Aim of the task ▸
Count the lines in the records below that contain the word "used", and give only that count.

Document page transcript entries ▸
━━━━━━━━━━━━━━━━━━━━━━━━━━━━━━
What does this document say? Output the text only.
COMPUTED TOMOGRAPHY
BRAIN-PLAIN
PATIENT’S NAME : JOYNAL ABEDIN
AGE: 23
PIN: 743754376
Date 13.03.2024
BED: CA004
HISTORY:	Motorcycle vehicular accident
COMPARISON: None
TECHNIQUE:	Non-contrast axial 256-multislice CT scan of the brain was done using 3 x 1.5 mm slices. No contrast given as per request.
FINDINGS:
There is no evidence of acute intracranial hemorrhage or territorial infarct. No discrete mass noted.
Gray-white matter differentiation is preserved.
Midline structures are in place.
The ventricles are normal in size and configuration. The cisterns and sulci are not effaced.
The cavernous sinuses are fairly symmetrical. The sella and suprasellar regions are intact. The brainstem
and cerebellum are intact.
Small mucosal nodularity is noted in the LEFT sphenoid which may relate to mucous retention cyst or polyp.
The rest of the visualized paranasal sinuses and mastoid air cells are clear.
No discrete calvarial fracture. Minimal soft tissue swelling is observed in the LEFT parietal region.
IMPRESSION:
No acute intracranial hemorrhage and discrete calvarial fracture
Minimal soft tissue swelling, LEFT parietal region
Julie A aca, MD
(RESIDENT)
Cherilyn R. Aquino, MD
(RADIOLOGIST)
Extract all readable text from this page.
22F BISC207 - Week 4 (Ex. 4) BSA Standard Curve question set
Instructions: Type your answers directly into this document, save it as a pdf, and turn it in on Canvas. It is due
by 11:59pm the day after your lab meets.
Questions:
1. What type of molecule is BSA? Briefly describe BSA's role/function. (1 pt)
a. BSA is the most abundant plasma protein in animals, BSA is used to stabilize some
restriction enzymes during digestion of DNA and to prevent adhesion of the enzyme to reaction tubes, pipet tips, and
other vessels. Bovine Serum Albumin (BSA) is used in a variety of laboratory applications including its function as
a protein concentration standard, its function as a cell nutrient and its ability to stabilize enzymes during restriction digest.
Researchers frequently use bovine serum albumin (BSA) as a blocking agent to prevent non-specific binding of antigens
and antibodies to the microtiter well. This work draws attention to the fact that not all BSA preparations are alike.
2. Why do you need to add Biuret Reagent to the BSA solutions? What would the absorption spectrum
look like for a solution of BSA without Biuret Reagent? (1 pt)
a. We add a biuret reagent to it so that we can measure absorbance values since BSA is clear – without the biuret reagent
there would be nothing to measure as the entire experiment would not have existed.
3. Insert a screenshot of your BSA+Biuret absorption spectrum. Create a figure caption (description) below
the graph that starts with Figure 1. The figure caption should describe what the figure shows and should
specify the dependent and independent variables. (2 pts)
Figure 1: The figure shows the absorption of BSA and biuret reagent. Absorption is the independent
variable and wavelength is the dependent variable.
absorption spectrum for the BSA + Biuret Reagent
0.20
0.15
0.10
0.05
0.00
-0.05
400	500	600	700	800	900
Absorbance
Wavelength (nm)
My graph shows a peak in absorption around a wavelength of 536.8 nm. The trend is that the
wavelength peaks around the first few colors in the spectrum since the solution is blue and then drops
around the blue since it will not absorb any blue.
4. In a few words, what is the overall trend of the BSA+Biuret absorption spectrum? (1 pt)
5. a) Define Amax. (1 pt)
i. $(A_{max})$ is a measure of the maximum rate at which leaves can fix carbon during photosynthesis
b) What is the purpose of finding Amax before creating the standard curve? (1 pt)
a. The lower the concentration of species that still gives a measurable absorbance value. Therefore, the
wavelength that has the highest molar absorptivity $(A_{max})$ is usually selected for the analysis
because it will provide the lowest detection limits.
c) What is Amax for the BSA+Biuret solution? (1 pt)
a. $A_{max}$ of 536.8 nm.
━━━━━━━━━━━━━━━━━━━━━━━━━━━━━━
Task result ▸
2